INFORMATION SUPPLIED:
● ● ● ●

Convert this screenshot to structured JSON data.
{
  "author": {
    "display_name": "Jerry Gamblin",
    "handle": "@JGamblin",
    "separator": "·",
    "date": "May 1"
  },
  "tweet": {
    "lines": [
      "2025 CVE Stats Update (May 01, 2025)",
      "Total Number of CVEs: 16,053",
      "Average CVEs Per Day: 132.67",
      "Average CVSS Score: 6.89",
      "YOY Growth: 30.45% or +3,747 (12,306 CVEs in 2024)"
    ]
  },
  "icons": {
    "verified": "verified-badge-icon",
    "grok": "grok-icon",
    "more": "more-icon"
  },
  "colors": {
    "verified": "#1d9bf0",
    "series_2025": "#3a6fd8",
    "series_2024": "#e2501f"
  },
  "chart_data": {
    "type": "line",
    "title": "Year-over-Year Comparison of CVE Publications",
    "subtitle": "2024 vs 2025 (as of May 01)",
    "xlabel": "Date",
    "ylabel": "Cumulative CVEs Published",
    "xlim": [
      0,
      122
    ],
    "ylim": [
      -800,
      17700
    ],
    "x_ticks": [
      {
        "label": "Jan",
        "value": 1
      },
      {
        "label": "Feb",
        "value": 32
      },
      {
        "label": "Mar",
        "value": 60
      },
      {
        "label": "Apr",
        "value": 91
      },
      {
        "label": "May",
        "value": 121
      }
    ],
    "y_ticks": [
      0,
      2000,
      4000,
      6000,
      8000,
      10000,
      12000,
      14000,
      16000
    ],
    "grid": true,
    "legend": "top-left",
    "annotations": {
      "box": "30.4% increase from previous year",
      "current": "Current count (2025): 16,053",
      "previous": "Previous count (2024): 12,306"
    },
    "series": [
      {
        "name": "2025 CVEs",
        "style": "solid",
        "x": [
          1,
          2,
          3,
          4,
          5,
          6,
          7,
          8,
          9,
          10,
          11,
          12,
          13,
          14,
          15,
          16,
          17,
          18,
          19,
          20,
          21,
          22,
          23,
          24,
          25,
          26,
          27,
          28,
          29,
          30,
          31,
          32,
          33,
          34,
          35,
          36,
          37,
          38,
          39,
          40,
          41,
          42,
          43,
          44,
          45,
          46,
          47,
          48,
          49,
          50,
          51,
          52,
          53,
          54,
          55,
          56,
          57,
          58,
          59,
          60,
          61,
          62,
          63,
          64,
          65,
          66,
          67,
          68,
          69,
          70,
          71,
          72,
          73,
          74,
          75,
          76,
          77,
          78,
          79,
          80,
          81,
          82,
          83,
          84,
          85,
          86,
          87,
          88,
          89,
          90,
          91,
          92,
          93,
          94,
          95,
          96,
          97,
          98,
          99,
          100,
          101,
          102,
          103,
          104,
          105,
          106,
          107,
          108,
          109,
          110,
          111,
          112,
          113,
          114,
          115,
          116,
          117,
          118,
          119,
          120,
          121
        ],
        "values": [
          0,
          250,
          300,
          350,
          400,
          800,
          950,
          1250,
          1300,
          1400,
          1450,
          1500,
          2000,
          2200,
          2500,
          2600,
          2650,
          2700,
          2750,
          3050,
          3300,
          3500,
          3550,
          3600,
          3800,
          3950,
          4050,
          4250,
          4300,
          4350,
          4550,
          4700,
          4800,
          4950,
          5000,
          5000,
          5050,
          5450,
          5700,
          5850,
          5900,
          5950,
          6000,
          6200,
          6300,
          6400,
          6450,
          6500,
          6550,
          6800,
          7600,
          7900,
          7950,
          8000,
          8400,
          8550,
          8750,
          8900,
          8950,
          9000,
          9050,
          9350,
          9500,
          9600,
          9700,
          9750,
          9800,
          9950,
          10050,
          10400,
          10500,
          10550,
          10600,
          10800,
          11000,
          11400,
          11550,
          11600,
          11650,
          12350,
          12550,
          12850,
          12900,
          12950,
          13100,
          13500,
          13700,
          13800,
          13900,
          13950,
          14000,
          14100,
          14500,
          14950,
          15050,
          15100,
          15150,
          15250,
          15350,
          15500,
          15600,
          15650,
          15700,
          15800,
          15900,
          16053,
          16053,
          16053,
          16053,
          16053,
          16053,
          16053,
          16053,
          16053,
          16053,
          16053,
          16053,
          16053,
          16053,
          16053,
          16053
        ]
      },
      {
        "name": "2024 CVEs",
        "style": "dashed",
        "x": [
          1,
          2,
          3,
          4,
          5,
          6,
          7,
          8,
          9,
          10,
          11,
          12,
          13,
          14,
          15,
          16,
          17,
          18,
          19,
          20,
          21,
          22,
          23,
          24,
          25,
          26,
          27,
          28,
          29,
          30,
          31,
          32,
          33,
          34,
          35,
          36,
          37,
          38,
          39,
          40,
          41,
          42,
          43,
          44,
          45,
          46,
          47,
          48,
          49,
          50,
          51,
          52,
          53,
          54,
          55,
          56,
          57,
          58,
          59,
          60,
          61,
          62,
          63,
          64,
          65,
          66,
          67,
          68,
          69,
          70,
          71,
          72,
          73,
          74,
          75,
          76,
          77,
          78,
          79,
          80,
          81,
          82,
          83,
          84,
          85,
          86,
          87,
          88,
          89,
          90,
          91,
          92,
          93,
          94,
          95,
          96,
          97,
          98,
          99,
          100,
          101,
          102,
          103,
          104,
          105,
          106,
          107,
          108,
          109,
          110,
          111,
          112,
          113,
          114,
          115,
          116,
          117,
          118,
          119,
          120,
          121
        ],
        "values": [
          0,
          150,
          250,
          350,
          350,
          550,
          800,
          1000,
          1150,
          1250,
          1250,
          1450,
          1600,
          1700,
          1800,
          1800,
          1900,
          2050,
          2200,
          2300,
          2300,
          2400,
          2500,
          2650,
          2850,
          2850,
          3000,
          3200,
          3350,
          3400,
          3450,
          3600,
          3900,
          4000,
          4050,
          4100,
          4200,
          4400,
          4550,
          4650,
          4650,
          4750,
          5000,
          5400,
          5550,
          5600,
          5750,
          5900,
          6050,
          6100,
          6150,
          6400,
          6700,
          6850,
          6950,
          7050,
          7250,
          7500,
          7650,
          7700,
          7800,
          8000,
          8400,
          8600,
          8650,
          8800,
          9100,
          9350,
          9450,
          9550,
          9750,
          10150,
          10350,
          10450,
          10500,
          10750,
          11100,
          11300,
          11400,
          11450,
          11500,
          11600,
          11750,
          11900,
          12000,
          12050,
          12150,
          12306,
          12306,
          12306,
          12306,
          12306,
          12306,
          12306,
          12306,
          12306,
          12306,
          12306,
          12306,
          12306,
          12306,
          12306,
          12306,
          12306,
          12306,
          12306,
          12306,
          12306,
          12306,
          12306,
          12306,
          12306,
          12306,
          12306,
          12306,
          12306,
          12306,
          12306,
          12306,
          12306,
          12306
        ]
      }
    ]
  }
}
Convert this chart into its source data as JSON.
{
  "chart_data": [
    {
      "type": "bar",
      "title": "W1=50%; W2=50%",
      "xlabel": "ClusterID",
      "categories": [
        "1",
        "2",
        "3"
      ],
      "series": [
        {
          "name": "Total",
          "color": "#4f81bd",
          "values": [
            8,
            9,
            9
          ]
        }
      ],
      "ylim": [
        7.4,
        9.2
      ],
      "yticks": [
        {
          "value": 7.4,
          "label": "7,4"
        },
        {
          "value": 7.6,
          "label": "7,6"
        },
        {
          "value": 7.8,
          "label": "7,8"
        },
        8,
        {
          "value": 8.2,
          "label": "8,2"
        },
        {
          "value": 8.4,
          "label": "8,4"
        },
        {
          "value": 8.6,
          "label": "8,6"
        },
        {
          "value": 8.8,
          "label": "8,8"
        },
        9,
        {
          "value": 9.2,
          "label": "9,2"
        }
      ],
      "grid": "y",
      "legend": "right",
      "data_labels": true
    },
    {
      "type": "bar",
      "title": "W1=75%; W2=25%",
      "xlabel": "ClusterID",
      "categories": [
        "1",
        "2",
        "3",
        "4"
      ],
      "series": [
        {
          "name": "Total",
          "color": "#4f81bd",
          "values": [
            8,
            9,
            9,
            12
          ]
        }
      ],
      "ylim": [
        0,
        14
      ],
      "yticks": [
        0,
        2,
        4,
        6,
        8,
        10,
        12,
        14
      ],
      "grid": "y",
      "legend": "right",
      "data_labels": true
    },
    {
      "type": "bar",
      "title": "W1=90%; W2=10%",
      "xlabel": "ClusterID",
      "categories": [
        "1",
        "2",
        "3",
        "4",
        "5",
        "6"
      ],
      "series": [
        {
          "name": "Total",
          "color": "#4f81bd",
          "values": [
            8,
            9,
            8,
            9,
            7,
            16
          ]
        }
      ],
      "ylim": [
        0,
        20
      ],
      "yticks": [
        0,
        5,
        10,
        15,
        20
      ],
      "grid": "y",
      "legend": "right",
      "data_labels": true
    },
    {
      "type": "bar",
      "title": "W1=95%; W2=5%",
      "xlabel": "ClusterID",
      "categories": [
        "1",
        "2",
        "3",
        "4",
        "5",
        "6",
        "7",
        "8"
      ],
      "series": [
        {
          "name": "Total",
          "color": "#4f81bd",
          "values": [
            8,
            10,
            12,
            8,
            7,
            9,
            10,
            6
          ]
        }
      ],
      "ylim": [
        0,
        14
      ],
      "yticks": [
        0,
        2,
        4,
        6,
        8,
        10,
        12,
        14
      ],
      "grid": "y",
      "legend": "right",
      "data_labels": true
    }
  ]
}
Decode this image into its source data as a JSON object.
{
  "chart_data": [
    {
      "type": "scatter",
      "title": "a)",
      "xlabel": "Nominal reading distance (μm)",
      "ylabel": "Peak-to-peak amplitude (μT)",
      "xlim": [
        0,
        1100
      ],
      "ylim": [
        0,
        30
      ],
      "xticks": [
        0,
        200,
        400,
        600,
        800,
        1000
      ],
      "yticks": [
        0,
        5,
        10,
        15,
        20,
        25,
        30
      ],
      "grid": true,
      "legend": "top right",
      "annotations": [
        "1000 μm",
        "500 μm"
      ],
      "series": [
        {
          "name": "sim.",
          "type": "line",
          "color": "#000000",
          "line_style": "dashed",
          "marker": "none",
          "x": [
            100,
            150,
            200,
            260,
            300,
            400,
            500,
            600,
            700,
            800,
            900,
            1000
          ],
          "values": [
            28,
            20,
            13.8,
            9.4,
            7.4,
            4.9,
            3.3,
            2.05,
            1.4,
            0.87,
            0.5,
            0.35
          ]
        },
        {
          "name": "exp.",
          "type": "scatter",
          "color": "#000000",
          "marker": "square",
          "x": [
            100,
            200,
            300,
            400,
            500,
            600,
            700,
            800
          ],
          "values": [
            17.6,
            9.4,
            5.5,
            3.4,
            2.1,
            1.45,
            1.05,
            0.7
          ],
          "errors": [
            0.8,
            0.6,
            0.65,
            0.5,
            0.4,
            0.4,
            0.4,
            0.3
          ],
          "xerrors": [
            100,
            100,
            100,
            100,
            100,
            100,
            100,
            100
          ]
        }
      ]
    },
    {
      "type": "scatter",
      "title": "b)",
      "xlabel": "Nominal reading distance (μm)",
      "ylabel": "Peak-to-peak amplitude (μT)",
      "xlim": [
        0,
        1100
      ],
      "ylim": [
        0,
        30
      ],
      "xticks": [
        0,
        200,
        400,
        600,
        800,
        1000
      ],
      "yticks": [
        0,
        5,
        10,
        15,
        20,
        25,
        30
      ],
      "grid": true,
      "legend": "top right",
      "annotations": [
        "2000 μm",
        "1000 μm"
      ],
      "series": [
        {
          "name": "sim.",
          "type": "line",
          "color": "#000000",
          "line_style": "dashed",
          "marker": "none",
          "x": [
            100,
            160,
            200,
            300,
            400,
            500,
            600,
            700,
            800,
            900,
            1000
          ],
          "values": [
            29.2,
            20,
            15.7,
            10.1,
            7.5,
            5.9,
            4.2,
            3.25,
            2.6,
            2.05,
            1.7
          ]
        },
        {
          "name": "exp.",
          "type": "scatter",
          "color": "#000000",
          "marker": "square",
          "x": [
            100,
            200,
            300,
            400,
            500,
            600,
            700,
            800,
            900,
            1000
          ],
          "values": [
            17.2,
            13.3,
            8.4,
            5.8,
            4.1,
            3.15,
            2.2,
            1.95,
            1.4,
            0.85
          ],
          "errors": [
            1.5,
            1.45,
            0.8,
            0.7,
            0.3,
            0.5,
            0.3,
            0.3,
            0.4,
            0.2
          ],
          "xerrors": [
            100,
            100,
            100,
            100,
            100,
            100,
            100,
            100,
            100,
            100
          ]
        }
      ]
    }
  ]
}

● ● ● ●

WORK TO DO: From the data above, show each line that contains "CVEs".

ANSWER TO THIS TASK:
      "Total Number of CVEs: 16,053",
      "Average CVEs Per Day: 132.67",
      "YOY Growth: 30.45% or +3,747 (12,306 CVEs in 2024)"
    "ylabel": "Cumulative CVEs Published",
        "name": "2025 CVEs",
        "name": "2024 CVEs",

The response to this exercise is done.